#### Requirements
Using the listing below, select the lines with the word "Grazie" and copy them.

#### Material to process

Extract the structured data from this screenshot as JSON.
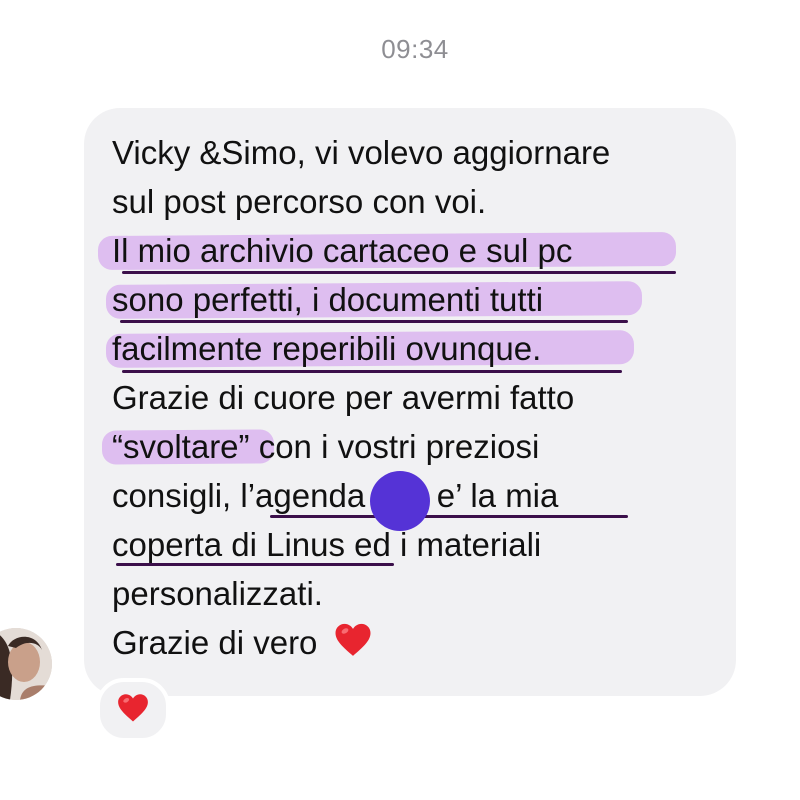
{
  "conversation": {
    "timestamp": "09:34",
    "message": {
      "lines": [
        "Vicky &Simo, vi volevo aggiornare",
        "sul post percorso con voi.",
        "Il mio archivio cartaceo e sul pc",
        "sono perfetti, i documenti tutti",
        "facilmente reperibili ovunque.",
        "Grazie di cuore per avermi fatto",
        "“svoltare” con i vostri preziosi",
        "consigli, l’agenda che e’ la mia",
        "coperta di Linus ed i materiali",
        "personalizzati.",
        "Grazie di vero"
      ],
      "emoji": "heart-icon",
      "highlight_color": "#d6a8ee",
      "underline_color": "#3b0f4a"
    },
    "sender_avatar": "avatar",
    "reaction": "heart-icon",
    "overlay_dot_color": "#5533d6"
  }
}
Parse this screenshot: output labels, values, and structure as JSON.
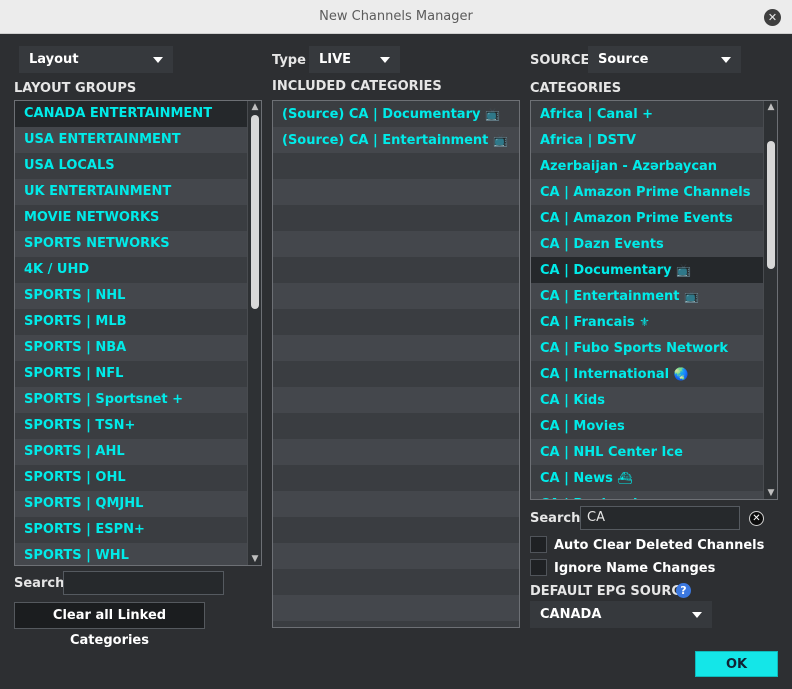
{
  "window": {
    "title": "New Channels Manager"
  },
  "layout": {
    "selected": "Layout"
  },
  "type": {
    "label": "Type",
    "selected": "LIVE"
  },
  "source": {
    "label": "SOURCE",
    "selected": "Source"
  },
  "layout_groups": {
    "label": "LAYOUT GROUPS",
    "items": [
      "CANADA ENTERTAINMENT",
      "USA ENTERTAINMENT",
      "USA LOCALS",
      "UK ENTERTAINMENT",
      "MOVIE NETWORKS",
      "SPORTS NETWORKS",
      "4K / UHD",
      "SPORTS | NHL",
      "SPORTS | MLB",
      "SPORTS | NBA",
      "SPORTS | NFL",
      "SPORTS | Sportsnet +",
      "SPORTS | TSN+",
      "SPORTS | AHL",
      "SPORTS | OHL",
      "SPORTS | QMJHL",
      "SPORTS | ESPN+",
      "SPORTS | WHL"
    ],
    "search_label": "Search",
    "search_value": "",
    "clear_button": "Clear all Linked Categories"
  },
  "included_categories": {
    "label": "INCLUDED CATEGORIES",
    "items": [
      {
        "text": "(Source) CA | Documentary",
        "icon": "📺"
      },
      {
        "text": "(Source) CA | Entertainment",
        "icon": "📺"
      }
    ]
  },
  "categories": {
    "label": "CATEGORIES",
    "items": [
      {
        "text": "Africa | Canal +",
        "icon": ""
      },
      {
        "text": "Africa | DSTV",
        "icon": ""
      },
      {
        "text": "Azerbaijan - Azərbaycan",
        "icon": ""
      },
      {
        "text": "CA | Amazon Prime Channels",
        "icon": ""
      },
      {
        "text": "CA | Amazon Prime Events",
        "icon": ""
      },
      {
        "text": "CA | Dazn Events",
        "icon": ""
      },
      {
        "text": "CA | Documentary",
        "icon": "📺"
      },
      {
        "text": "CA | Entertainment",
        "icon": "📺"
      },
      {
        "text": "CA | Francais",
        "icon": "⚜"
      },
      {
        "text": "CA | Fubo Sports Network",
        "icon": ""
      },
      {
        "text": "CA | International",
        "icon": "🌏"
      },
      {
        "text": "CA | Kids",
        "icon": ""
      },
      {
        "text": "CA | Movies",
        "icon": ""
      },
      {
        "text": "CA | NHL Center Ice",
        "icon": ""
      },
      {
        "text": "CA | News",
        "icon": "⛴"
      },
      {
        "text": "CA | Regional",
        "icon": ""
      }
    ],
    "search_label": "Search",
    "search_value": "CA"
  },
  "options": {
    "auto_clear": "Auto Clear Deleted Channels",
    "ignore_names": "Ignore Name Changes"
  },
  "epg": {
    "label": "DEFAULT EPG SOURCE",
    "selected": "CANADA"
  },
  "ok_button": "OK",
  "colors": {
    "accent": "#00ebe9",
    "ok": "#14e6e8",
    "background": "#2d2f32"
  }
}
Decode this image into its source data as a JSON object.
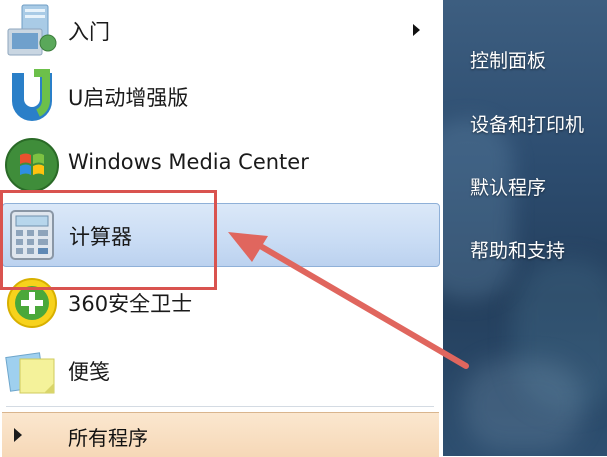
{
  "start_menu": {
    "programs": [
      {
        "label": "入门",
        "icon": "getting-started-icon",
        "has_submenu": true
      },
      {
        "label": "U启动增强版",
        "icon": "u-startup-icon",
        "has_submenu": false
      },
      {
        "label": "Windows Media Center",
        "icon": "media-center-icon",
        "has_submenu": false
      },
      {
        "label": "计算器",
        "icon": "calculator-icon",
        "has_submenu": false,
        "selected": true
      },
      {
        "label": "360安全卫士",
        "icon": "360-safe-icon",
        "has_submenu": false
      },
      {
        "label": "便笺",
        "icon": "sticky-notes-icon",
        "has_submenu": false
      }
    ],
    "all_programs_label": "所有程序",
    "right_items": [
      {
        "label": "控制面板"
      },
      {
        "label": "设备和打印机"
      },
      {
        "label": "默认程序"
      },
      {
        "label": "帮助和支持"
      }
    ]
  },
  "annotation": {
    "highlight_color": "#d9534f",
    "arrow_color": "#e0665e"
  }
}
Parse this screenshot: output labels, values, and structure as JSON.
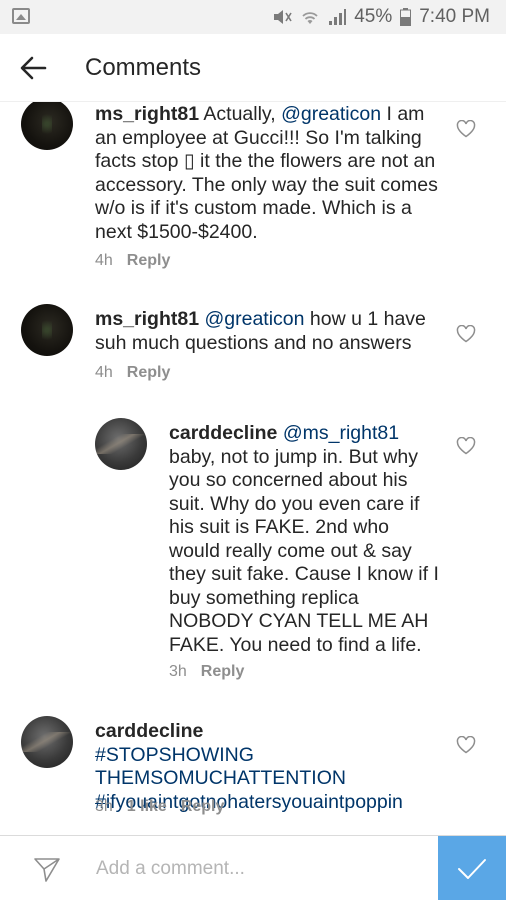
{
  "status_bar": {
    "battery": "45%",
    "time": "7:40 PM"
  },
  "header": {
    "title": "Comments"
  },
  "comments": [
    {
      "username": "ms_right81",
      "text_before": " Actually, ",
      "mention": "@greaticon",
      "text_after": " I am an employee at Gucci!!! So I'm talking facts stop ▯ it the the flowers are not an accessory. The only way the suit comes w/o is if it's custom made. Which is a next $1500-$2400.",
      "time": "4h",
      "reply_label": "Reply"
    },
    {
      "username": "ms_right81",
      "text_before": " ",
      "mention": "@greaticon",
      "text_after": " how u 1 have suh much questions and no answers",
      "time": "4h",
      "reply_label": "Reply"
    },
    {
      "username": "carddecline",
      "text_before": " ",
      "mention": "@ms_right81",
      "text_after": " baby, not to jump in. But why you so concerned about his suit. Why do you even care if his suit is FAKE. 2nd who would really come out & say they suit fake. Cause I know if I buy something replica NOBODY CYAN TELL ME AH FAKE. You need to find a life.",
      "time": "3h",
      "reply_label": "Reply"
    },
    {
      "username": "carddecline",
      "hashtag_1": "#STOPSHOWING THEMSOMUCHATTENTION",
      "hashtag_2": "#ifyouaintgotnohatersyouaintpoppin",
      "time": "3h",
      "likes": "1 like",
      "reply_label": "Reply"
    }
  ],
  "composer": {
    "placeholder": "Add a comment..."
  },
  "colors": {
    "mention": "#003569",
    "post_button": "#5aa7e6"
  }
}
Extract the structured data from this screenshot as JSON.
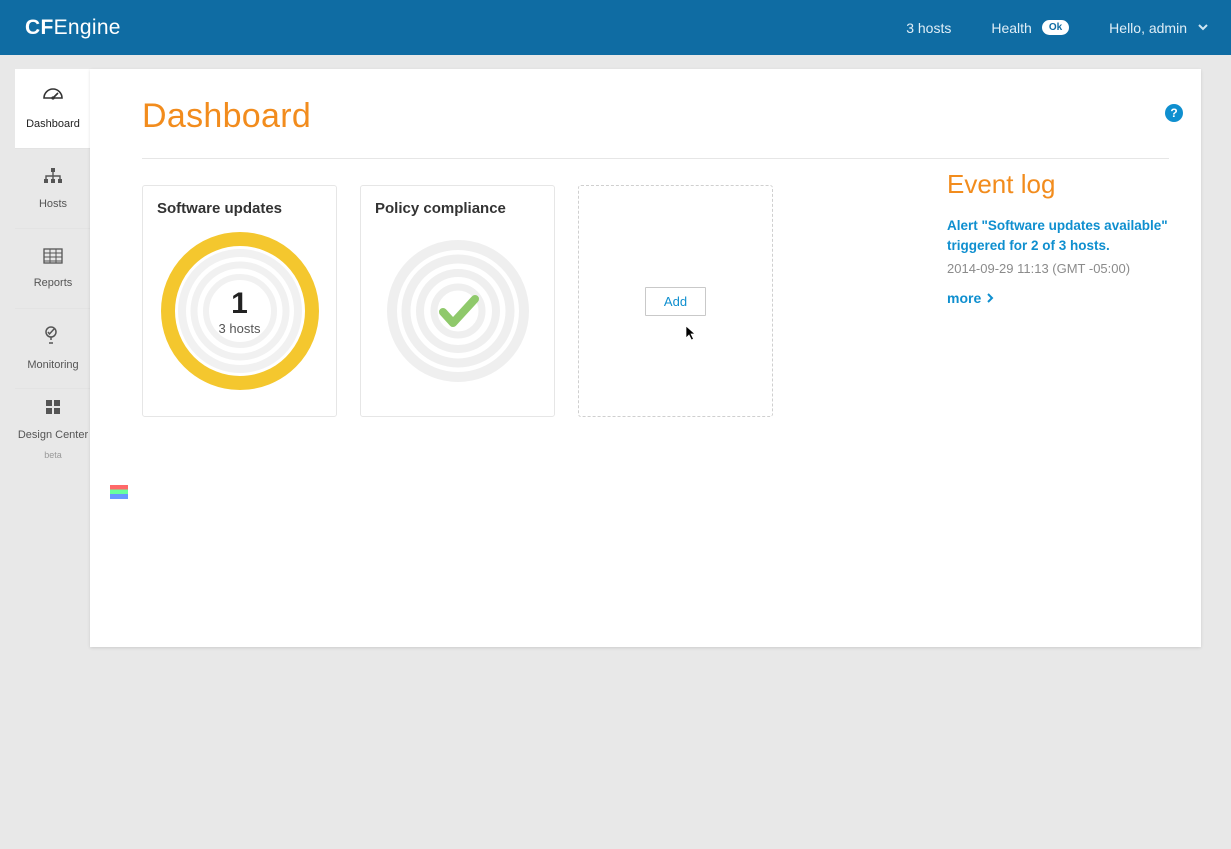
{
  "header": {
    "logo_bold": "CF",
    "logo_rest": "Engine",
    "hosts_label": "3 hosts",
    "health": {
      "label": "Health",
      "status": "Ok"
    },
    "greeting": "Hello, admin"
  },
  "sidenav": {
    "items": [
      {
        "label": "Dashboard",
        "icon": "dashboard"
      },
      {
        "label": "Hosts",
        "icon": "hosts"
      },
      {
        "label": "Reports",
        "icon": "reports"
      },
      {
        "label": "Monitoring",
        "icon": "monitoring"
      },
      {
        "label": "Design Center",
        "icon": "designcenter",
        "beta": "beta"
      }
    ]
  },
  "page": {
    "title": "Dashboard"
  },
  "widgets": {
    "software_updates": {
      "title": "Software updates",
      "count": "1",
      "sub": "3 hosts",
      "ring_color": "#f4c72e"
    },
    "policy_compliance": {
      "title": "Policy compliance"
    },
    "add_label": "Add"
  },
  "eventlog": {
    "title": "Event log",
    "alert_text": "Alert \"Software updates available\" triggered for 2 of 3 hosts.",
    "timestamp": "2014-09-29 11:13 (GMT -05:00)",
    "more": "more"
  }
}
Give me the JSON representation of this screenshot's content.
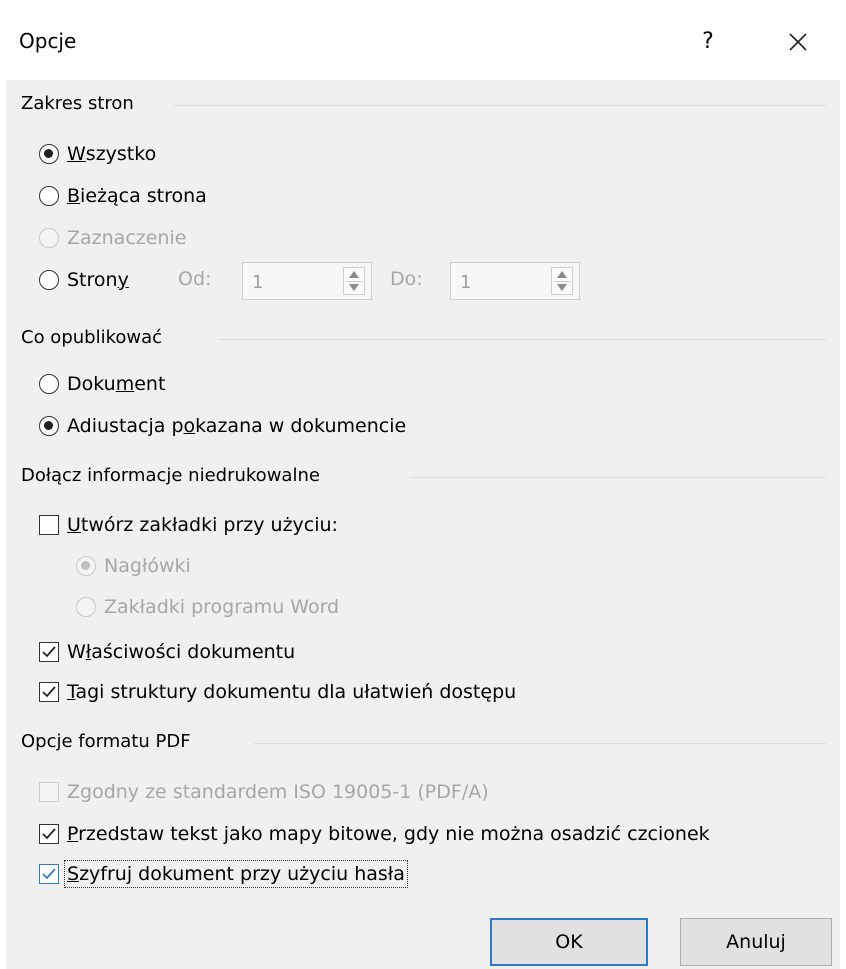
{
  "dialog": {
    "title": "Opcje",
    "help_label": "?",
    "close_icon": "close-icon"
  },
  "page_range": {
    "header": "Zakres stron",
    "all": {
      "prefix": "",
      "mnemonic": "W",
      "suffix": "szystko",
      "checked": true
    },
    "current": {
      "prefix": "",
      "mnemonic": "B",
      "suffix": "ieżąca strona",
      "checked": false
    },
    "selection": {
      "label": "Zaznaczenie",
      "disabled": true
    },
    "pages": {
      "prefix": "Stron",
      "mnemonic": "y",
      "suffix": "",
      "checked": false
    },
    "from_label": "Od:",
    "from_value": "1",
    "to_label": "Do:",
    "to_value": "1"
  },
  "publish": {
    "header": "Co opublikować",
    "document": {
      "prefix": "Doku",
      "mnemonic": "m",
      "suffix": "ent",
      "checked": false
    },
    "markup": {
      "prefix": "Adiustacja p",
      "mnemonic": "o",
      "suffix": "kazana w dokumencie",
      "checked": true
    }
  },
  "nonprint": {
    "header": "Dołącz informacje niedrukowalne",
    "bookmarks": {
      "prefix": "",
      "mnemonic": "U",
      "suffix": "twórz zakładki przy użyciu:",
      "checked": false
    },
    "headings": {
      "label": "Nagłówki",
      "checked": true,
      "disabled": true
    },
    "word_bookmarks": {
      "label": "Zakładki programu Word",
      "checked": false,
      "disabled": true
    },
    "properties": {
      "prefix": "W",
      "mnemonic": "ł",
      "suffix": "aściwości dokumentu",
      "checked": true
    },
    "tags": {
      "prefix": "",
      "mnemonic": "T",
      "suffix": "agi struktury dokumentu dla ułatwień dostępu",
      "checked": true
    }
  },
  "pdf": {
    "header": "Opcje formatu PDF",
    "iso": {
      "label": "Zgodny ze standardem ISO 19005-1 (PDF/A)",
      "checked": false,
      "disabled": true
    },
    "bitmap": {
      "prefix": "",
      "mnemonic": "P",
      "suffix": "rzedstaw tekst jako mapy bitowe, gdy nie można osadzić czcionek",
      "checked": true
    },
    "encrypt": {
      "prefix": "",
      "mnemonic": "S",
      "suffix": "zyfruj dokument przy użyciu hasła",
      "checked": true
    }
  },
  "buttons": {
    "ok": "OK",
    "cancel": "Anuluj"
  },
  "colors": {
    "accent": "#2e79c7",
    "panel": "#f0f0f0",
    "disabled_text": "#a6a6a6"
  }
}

#### Exercise answer
        "Grazie di cuore per avermi fatto",
        "Grazie di vero"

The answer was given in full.